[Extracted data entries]

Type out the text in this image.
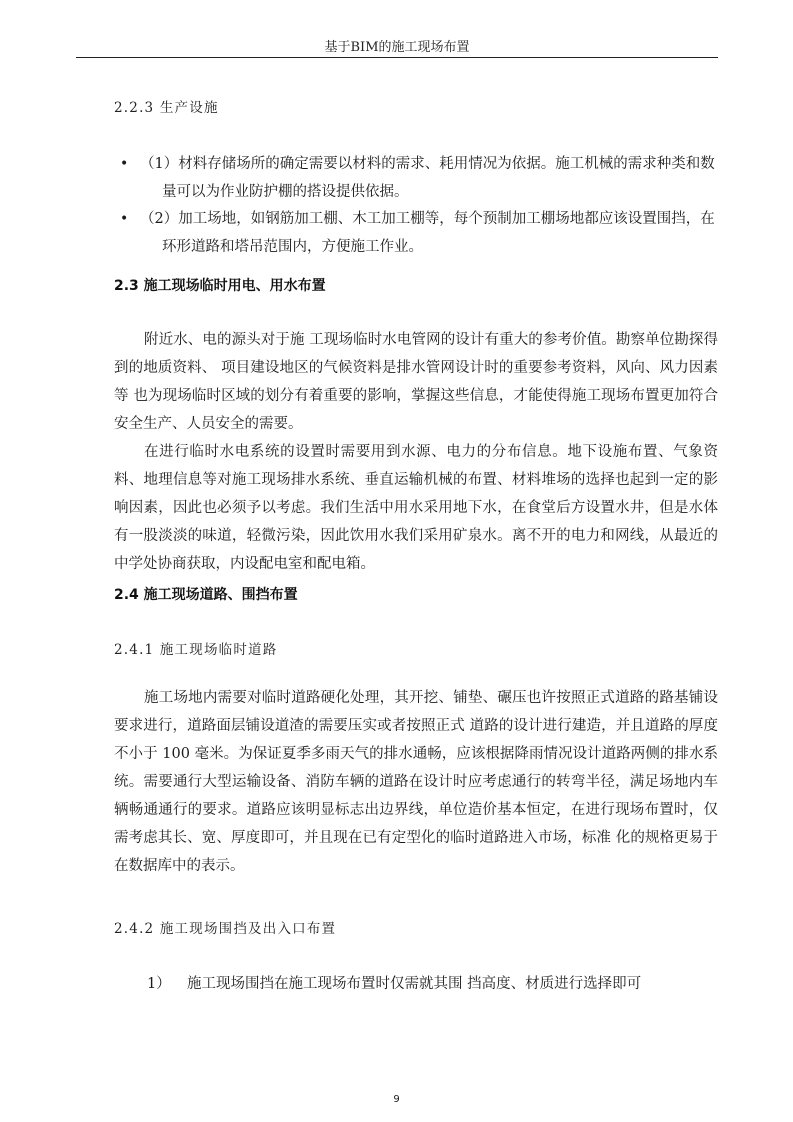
基于BIM的施工现场布置
2.2.3 生产设施
• （1）材料存储场所的确定需要以材料的需求、耗用情况为依据。施工机械的需求种类和数 量可以为作业防护棚的搭设提供依据。
• （2）加工场地，如钢筋加工棚、木工加工棚等，每个预制加工棚场地都应该设置围挡，在环形道路和塔吊范围内，方便施工作业。
2.3 施工现场临时用电、用水布置

附近水、电的源头对于施 工现场临时水电管网的设计有重大的参考价值。勘察单位勘探得到的地质资料、 项目建设地区的气候资料是排水管网设计时的重要参考资料，风向、风力因素等 也为现场临时区域的划分有着重要的影响，掌握这些信息，才能使得施工现场布置更加符合安全生产、人员安全的需要。

在进行临时水电系统的设置时需要用到水源、电力的分布信息。地下设施布置、气象资料、地理信息等对施工现场排水系统、垂直运输机械的布置、材料堆场的选择也起到一定的影响因素，因此也必须予以考虑。我们生活中用水采用地下水，在食堂后方设置水井，但是水体有一股淡淡的味道，轻微污染，因此饮用水我们采用矿泉水。离不开的电力和网线，从最近的中学处协商获取，内设配电室和配电箱。

2.4 施工现场道路、围挡布置
2.4.1 施工现场临时道路

施工场地内需要对临时道路硬化处理，其开挖、铺垫、碾压也许按照正式道路的路基铺设要求进行，道路面层铺设道渣的需要压实或者按照正式 道路的设计进行建造，并且道路的厚度不小于 100 毫米。为保证夏季多雨天气的排水通畅，应该根据降雨情况设计道路两侧的排水系统。需要通行大型运输设备、消防车辆的道路在设计时应考虑通行的转弯半径，满足场地内车辆畅通通行的要求。道路应该明显标志出边界线，单位造价基本恒定，在进行现场布置时，仅需考虑其长、宽、厚度即可，并且现在已有定型化的临时道路进入市场，标准 化的规格更易于在数据库中的表示。

2.4.2 施工现场围挡及出入口布置
1） 施工现场围挡在施工现场布置时仅需就其围 挡高度、材质进行选择即可
9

### REQUIRED TASK
Omit the pictures and reproduce the listing exactly.

### SOLUTION TO THE PROBLEM
Type out the text in this image.
基于BIM的施工现场布置
2.2.3 生产设施
• （1）材料存储场所的确定需要以材料的需求、耗用情况为依据。施工机械的需求种类和数 量可以为作业防护棚的搭设提供依据。
• （2）加工场地，如钢筋加工棚、木工加工棚等，每个预制加工棚场地都应该设置围挡，在环形道路和塔吊范围内，方便施工作业。
2.3 施工现场临时用电、用水布置

附近水、电的源头对于施 工现场临时水电管网的设计有重大的参考价值。勘察单位勘探得到的地质资料、 项目建设地区的气候资料是排水管网设计时的重要参考资料，风向、风力因素等 也为现场临时区域的划分有着重要的影响，掌握这些信息，才能使得施工现场布置更加符合安全生产、人员安全的需要。

在进行临时水电系统的设置时需要用到水源、电力的分布信息。地下设施布置、气象资料、地理信息等对施工现场排水系统、垂直运输机械的布置、材料堆场的选择也起到一定的影响因素，因此也必须予以考虑。我们生活中用水采用地下水，在食堂后方设置水井，但是水体有一股淡淡的味道，轻微污染，因此饮用水我们采用矿泉水。离不开的电力和网线，从最近的中学处协商获取，内设配电室和配电箱。

2.4 施工现场道路、围挡布置
2.4.1 施工现场临时道路

施工场地内需要对临时道路硬化处理，其开挖、铺垫、碾压也许按照正式道路的路基铺设要求进行，道路面层铺设道渣的需要压实或者按照正式 道路的设计进行建造，并且道路的厚度不小于 100 毫米。为保证夏季多雨天气的排水通畅，应该根据降雨情况设计道路两侧的排水系统。需要通行大型运输设备、消防车辆的道路在设计时应考虑通行的转弯半径，满足场地内车辆畅通通行的要求。道路应该明显标志出边界线，单位造价基本恒定，在进行现场布置时，仅需考虑其长、宽、厚度即可，并且现在已有定型化的临时道路进入市场，标准 化的规格更易于在数据库中的表示。

2.4.2 施工现场围挡及出入口布置
1） 施工现场围挡在施工现场布置时仅需就其围 挡高度、材质进行选择即可
9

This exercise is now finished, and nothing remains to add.